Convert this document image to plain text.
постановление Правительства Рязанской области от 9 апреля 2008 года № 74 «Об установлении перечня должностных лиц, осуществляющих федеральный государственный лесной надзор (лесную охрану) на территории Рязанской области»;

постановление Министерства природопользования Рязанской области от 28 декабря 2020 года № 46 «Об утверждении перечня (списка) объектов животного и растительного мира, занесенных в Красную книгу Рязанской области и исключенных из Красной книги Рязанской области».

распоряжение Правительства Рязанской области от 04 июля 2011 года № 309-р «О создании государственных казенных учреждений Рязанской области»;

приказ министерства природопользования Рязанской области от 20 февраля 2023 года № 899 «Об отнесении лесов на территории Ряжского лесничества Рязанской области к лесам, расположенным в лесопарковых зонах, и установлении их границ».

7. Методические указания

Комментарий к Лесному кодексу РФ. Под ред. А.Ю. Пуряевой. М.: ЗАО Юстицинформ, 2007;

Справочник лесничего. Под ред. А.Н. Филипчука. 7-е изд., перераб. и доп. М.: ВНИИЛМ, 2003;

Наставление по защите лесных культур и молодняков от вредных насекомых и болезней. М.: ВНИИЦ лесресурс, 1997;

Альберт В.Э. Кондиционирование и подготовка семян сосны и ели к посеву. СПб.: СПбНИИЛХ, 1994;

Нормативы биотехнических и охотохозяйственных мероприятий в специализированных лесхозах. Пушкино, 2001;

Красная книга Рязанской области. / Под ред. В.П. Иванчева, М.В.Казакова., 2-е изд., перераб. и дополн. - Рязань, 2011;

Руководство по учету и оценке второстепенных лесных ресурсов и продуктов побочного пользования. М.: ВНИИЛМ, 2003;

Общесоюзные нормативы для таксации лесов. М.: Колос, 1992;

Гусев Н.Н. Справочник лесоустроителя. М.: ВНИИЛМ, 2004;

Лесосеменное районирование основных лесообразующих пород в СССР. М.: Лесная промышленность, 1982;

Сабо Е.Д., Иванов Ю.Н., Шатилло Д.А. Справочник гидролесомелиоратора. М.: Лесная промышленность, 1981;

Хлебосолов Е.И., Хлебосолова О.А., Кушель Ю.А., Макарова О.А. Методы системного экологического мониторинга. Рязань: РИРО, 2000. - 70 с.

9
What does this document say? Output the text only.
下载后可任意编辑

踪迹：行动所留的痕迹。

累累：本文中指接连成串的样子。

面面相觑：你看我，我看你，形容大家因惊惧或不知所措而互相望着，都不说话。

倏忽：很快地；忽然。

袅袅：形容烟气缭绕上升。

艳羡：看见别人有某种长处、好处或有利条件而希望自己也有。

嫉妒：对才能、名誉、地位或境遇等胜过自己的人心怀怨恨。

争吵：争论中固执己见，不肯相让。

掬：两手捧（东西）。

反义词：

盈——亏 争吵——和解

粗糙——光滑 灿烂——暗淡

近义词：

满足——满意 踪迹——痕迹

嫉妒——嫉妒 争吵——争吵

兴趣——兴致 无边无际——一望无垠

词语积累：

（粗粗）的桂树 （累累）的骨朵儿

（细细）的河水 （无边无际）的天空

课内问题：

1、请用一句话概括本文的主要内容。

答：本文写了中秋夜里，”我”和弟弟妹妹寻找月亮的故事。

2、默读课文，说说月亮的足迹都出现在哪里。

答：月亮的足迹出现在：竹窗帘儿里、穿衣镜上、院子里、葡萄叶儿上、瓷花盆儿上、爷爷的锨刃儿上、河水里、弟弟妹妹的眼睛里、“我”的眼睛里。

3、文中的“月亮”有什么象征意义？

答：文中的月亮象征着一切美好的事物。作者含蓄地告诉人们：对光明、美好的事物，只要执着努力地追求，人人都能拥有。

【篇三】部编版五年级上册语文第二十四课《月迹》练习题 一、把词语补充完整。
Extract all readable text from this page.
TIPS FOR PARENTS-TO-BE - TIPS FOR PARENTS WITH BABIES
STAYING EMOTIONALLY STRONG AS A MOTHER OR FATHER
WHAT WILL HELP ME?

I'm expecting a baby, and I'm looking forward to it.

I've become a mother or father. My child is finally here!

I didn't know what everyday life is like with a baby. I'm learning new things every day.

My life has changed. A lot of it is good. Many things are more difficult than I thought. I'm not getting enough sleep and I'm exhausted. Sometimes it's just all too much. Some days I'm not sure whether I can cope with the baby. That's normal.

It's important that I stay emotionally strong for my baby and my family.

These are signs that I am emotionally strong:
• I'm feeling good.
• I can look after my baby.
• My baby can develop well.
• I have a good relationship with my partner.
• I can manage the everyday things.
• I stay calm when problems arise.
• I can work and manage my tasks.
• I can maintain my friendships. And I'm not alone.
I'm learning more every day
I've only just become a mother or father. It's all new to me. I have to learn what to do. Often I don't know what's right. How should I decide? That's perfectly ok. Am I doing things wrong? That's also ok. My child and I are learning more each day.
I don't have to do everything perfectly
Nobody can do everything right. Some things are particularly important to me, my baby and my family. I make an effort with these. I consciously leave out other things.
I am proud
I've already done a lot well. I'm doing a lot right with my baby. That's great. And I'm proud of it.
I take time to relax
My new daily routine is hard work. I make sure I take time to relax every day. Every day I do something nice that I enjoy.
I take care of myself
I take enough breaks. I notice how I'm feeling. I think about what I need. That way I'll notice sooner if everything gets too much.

----------

* Set task
Hand back the material above in full, exactly as written.

* Answer to the problem
Convert this document image to plain text.
постановление Правительства Рязанской области от 9 апреля 2008 года № 74 «Об установлении перечня должностных лиц, осуществляющих федеральный государственный лесной надзор (лесную охрану) на территории Рязанской области»;

постановление Министерства природопользования Рязанской области от 28 декабря 2020 года № 46 «Об утверждении перечня (списка) объектов животного и растительного мира, занесенных в Красную книгу Рязанской области и исключенных из Красной книги Рязанской области».

распоряжение Правительства Рязанской области от 04 июля 2011 года № 309-р «О создании государственных казенных учреждений Рязанской области»;

приказ министерства природопользования Рязанской области от 20 февраля 2023 года № 899 «Об отнесении лесов на территории Ряжского лесничества Рязанской области к лесам, расположенным в лесопарковых зонах, и установлении их границ».

7. Методические указания

Комментарий к Лесному кодексу РФ. Под ред. А.Ю. Пуряевой. М.: ЗАО Юстицинформ, 2007;

Справочник лесничего. Под ред. А.Н. Филипчука. 7-е изд., перераб. и доп. М.: ВНИИЛМ, 2003;

Наставление по защите лесных культур и молодняков от вредных насекомых и болезней. М.: ВНИИЦ лесресурс, 1997;

Альберт В.Э. Кондиционирование и подготовка семян сосны и ели к посеву. СПб.: СПбНИИЛХ, 1994;

Нормативы биотехнических и охотохозяйственных мероприятий в специализированных лесхозах. Пушкино, 2001;

Красная книга Рязанской области. / Под ред. В.П. Иванчева, М.В.Казакова., 2-е изд., перераб. и дополн. - Рязань, 2011;

Руководство по учету и оценке второстепенных лесных ресурсов и продуктов побочного пользования. М.: ВНИИЛМ, 2003;

Общесоюзные нормативы для таксации лесов. М.: Колос, 1992;

Гусев Н.Н. Справочник лесоустроителя. М.: ВНИИЛМ, 2004;

Лесосеменное районирование основных лесообразующих пород в СССР. М.: Лесная промышленность, 1982;

Сабо Е.Д., Иванов Ю.Н., Шатилло Д.А. Справочник гидролесомелиоратора. М.: Лесная промышленность, 1981;

Хлебосолов Е.И., Хлебосолова О.А., Кушель Ю.А., Макарова О.А. Методы системного экологического мониторинга. Рязань: РИРО, 2000. - 70 с.

9
What does this document say? Output the text only.
下载后可任意编辑

踪迹：行动所留的痕迹。

累累：本文中指接连成串的样子。

面面相觑：你看我，我看你，形容大家因惊惧或不知所措而互相望着，都不说话。

倏忽：很快地；忽然。

袅袅：形容烟气缭绕上升。

艳羡：看见别人有某种长处、好处或有利条件而希望自己也有。

嫉妒：对才能、名誉、地位或境遇等胜过自己的人心怀怨恨。

争吵：争论中固执己见，不肯相让。

掬：两手捧（东西）。

反义词：

盈——亏 争吵——和解

粗糙——光滑 灿烂——暗淡

近义词：

满足——满意 踪迹——痕迹

嫉妒——嫉妒 争吵——争吵

兴趣——兴致 无边无际——一望无垠

词语积累：

（粗粗）的桂树 （累累）的骨朵儿

（细细）的河水 （无边无际）的天空

课内问题：

1、请用一句话概括本文的主要内容。

答：本文写了中秋夜里，”我”和弟弟妹妹寻找月亮的故事。

2、默读课文，说说月亮的足迹都出现在哪里。

答：月亮的足迹出现在：竹窗帘儿里、穿衣镜上、院子里、葡萄叶儿上、瓷花盆儿上、爷爷的锨刃儿上、河水里、弟弟妹妹的眼睛里、“我”的眼睛里。

3、文中的“月亮”有什么象征意义？

答：文中的月亮象征着一切美好的事物。作者含蓄地告诉人们：对光明、美好的事物，只要执着努力地追求，人人都能拥有。

【篇三】部编版五年级上册语文第二十四课《月迹》练习题 一、把词语补充完整。
Extract all readable text from this page.
TIPS FOR PARENTS-TO-BE - TIPS FOR PARENTS WITH BABIES
STAYING EMOTIONALLY STRONG AS A MOTHER OR FATHER
WHAT WILL HELP ME?

I'm expecting a baby, and I'm looking forward to it.

I've become a mother or father. My child is finally here!

I didn't know what everyday life is like with a baby. I'm learning new things every day.

My life has changed. A lot of it is good. Many things are more difficult than I thought. I'm not getting enough sleep and I'm exhausted. Sometimes it's just all too much. Some days I'm not sure whether I can cope with the baby. That's normal.

It's important that I stay emotionally strong for my baby and my family.

These are signs that I am emotionally strong:
• I'm feeling good.
• I can look after my baby.
• My baby can develop well.
• I have a good relationship with my partner.
• I can manage the everyday things.
• I stay calm when problems arise.
• I can work and manage my tasks.
• I can maintain my friendships. And I'm not alone.
I'm learning more every day
I've only just become a mother or father. It's all new to me. I have to learn what to do. Often I don't know what's right. How should I decide? That's perfectly ok. Am I doing things wrong? That's also ok. My child and I are learning more each day.
I don't have to do everything perfectly
Nobody can do everything right. Some things are particularly important to me, my baby and my family. I make an effort with these. I consciously leave out other things.
I am proud
I've already done a lot well. I'm doing a lot right with my baby. That's great. And I'm proud of it.
I take time to relax
My new daily routine is hard work. I make sure I take time to relax every day. Every day I do something nice that I enjoy.
I take care of myself
I take enough breaks. I notice how I'm feeling. I think about what I need. That way I'll notice sooner if everything gets too much.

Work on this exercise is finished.